* _Selected text_:
* * * * * * * * *

Few had heard of Marvis Cofield before Dennis Archer appointed him to the school reform board. The newspapers had no idea how to spell his name, rendering it "Coffield" at first. (I assume, without knowing, we now have the right spelling.)
Similarly, some accounts said he had a degree in sociology; others, in education. His age (45?) varied, and it was unclear what he did for a living. He had been a "former assistant director for youth programs" of Operation Get Down, and sometime substitute teacher. Though he was said to now operate a "community outreach center," it actually seems to be a martial arts studio. Compared to his fellow board members corporate executives, high political operatives, and education professionals he was notable mainly for modesty of achievement. He did not seem a threat to outshine the rest.
However, Cofield seems to have done just that. Thanks to an act of racism, the martial arts man may have karate-chopped the only chance meaningful school reform had.
Heres what happened. Michigans Legislature took control of the schools from the elected board of education in March and ordered the mayor to appoint a reform board, which was charged with finding and hiring quickly first a temporary, then a permanent all-powerful CEO to run the schools.
This was done because for years the school district, the eighth largest in the nation, has been a steadily worsening national embarrassment. Seventy percent of the students drop out; of those left, up to 95 percent are unable to pass state proficiency tests.
What the new board was charged with was, first, finding a temporary boss who, within 90 days after appointment, would come up with a detailed improvement plan. That person has to give the Legislature, taxpayers and the board a timetable for various goals and benchmarks for measuring success.

* * * * * * * * *

* _Image element box records_:
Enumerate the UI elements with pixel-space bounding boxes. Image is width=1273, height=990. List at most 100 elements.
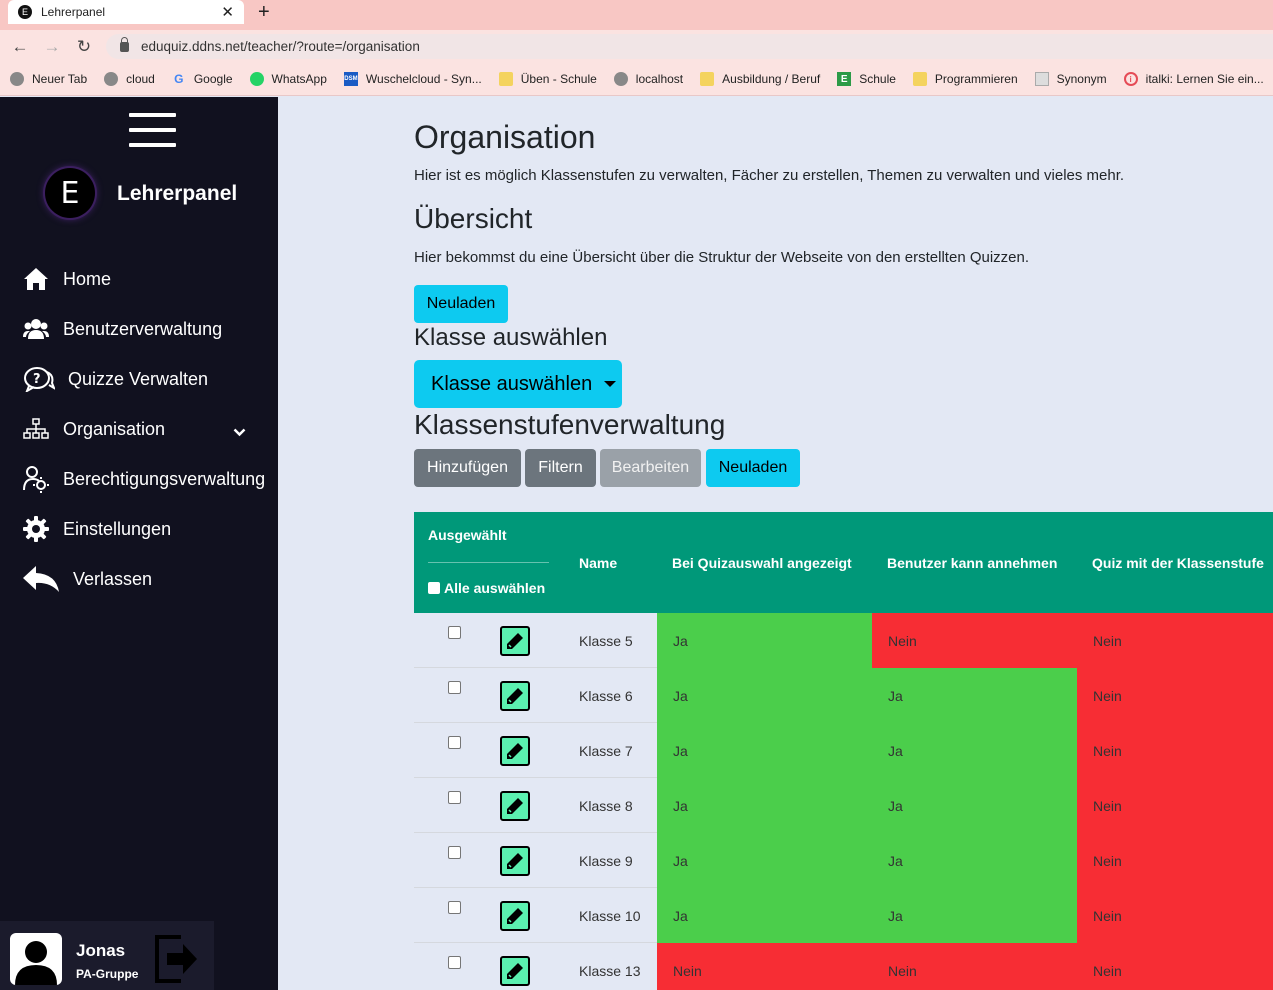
reload-icon[interactable]: ↻ (68, 37, 100, 57)
cell-name: Klasse 9 (579, 852, 633, 869)
pencil-icon (507, 908, 523, 924)
sitemap-icon (22, 415, 50, 443)
table-row: Klasse 5 Ja Nein Nein (414, 613, 1273, 668)
sidebar-item-quizze[interactable]: ? Quizze Verwalten (0, 354, 278, 404)
row-checkbox[interactable] (448, 681, 461, 694)
row-edit-button[interactable] (500, 681, 530, 711)
bookmark-item[interactable]: i italki: Lernen Sie ein... (1123, 72, 1264, 86)
cell-name: Klasse 6 (579, 687, 633, 704)
header-divider (428, 562, 549, 563)
forward-icon[interactable]: → (36, 37, 68, 57)
row-edit-button[interactable] (500, 791, 530, 821)
logout-icon[interactable] (153, 933, 198, 985)
cell-accept: Ja (872, 668, 1077, 723)
cell-quiz: Nein (1077, 723, 1273, 778)
new-tab-icon[interactable]: + (258, 1, 270, 24)
whatsapp-icon (249, 72, 264, 86)
row-checkbox[interactable] (448, 846, 461, 859)
sidebar-item-users[interactable]: Benutzerverwaltung (0, 304, 278, 354)
row-checkbox[interactable] (448, 626, 461, 639)
sidebar-item-home[interactable]: Home (0, 254, 278, 304)
overview-reload-button[interactable]: Neuladen (414, 285, 508, 323)
bookmark-label: Synonym (1056, 72, 1107, 86)
cell-accept: Nein (872, 943, 1077, 990)
overview-title: Übersicht (414, 203, 533, 234)
sidebar-item-organisation[interactable]: Organisation (0, 404, 278, 454)
main-content: Organisation Hier ist es möglich Klassen… (414, 97, 1273, 990)
column-header-name: Name (579, 555, 618, 571)
back-icon[interactable]: ← (4, 37, 36, 57)
class-select-dropdown[interactable]: Klasse auswählen (414, 360, 622, 408)
e-icon: E (837, 72, 852, 86)
cell-accept: Nein (872, 613, 1077, 668)
bookmark-label: Neuer Tab (32, 72, 88, 86)
bookmark-label: Programmieren (934, 72, 1018, 86)
dsm-icon: DSM (343, 72, 358, 86)
row-edit-button[interactable] (500, 846, 530, 876)
row-checkbox[interactable] (448, 956, 461, 969)
table-row: Klasse 6 Ja Ja Nein (414, 668, 1273, 723)
browser-tab[interactable]: E Lehrerpanel ✕ (8, 0, 244, 24)
svg-text:?: ? (33, 372, 41, 387)
bookmark-item[interactable]: Üben - Schule (498, 72, 597, 86)
cell-name: Klasse 13 (579, 962, 641, 979)
cell-quiz: Nein (1077, 668, 1273, 723)
user-name: Jonas (76, 941, 126, 960)
permission-icon (22, 465, 50, 493)
hamburger-menu-icon[interactable] (129, 113, 176, 147)
tab-close-icon[interactable]: ✕ (221, 3, 234, 21)
select-all-checkbox[interactable]: Alle auswählen (428, 580, 545, 596)
class-select-title: Klasse auswählen (414, 324, 608, 351)
sidebar-item-berechtigung[interactable]: Berechtigungsverwaltung (0, 454, 278, 504)
bookmark-item[interactable]: G Google (172, 72, 233, 86)
add-button[interactable]: Hinzufügen (414, 449, 521, 487)
column-header-shown: Bei Quizauswahl angezeigt (672, 555, 852, 571)
bookmarks-bar: Neuer Tab cloud G Google WhatsApp DSM Wuschelc… (0, 63, 1273, 96)
bookmark-item[interactable]: Synonym (1034, 72, 1107, 86)
bookmark-item[interactable]: Neuer Tab (10, 72, 87, 86)
bookmark-label: Google (193, 72, 233, 86)
toolbar-reload-button[interactable]: Neuladen (706, 449, 800, 487)
row-edit-button[interactable] (500, 736, 530, 766)
select-all-label: Alle auswählen (444, 580, 546, 596)
overview-text: Hier bekommst du eine Übersicht über die… (414, 249, 1030, 266)
cell-shown: Ja (657, 613, 872, 668)
bookmark-label: WhatsApp (271, 72, 327, 86)
row-edit-button[interactable] (500, 956, 530, 986)
bookmark-item[interactable]: Ausbildung / Beruf (700, 72, 820, 86)
address-bar[interactable]: eduquiz.ddns.net/teacher/?route=/organis… (106, 34, 1273, 59)
sidebar-item-verlassen[interactable]: Verlassen (0, 554, 278, 604)
bookmark-item[interactable]: Programmieren (912, 72, 1018, 86)
cell-accept: Ja (872, 888, 1077, 943)
bookmark-label: Schule (859, 72, 896, 86)
cell-name: Klasse 5 (579, 632, 633, 649)
row-checkbox[interactable] (448, 901, 461, 914)
bookmark-item[interactable]: E Schule (837, 72, 896, 86)
browser-navbar: ← → ↻ eduquiz.ddns.net/teacher/?route=/o… (0, 30, 1273, 63)
bookmark-item[interactable]: cloud (104, 72, 155, 86)
row-edit-button[interactable] (500, 626, 530, 656)
users-icon (22, 315, 50, 343)
bookmark-item[interactable]: localhost (613, 72, 683, 86)
edit-button[interactable]: Bearbeiten (600, 449, 701, 487)
bookmark-item[interactable]: WhatsApp (249, 72, 327, 86)
cell-name: Klasse 8 (579, 797, 633, 814)
page-title: Organisation (414, 119, 596, 155)
row-checkbox[interactable] (448, 791, 461, 804)
cell-accept: Ja (872, 833, 1077, 888)
cell-shown: Ja (657, 723, 872, 778)
user-group: PA-Gruppe (76, 967, 139, 981)
chevron-down-icon[interactable] (233, 421, 246, 442)
table-row: Klasse 10 Ja Ja Nein (414, 888, 1273, 943)
row-checkbox[interactable] (448, 736, 461, 749)
cell-shown: Ja (657, 888, 872, 943)
row-edit-button[interactable] (500, 901, 530, 931)
tab-title: Lehrerpanel (41, 5, 106, 19)
sidebar-item-label: Home (63, 268, 112, 289)
sidebar-item-einstellungen[interactable]: Einstellungen (0, 504, 278, 554)
filter-button[interactable]: Filtern (525, 449, 596, 487)
folder-icon (700, 72, 715, 86)
bookmark-item[interactable]: DSM Wuschelcloud - Syn... (343, 72, 482, 86)
cell-quiz: Nein (1077, 613, 1273, 668)
user-card: Jonas PA-Gruppe (0, 921, 214, 990)
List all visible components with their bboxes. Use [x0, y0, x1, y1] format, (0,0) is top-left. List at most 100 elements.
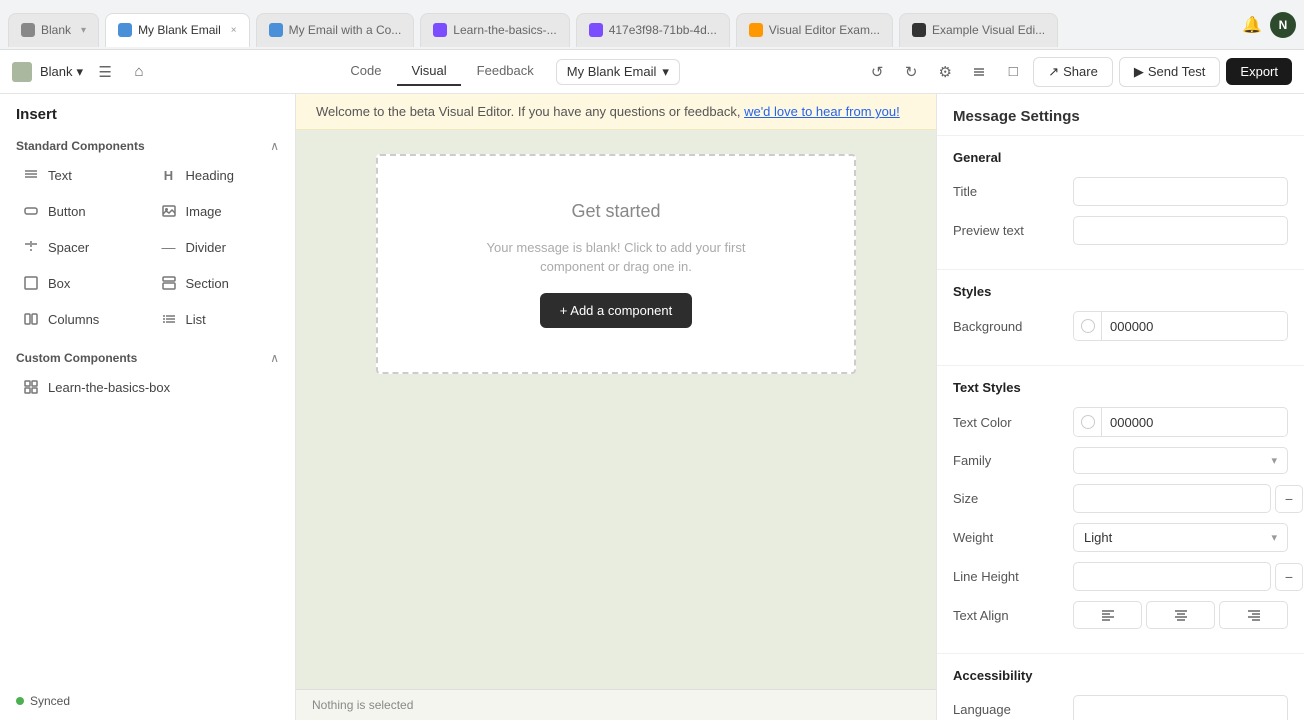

* * * * * * * * *

* _Set task 1_:
In the school reform passage, rewrite the paragraph beginning "This was done because for years" as a short list that keeps its main facts.
* _Set task 2_:
Pick up the school reform passage after its last sentence and keep writing.

* _Output 1_:
- For years the school district, the eighth largest in the nation, has been a steadily worsening national embarrassment.
- Seventy percent of the students drop out.
- Of those who remain, up to 95 percent cannot pass state proficiency tests.

* _Output 2_:
Not to mention little things like negotiating new contracts with the various unions, figuring out how to get textbooks on the desks and toilet paper in the school restrooms, and beginning to patch up some of the old buildings and starting to build new ones. Whoever has that job first is meant to be there only for a brief time 90 days, officially, but in reality probably six months. While he or she is cleaning house and kicking you-know-what, the board is to be looking for a permanent CEO to run the schools over the long haul, hopefully for the five years the reformers have before a new election.
Everything largely depends, however, on filling that first job. Though various names were floated, only one candidate was seriously considered: former Wayne State University President David Adamany. He is a fiscal whiz who in the early 1980s made the hard decisions that saved Wayne from bankruptcy, then developed a plan to build the school into a top-flight research university.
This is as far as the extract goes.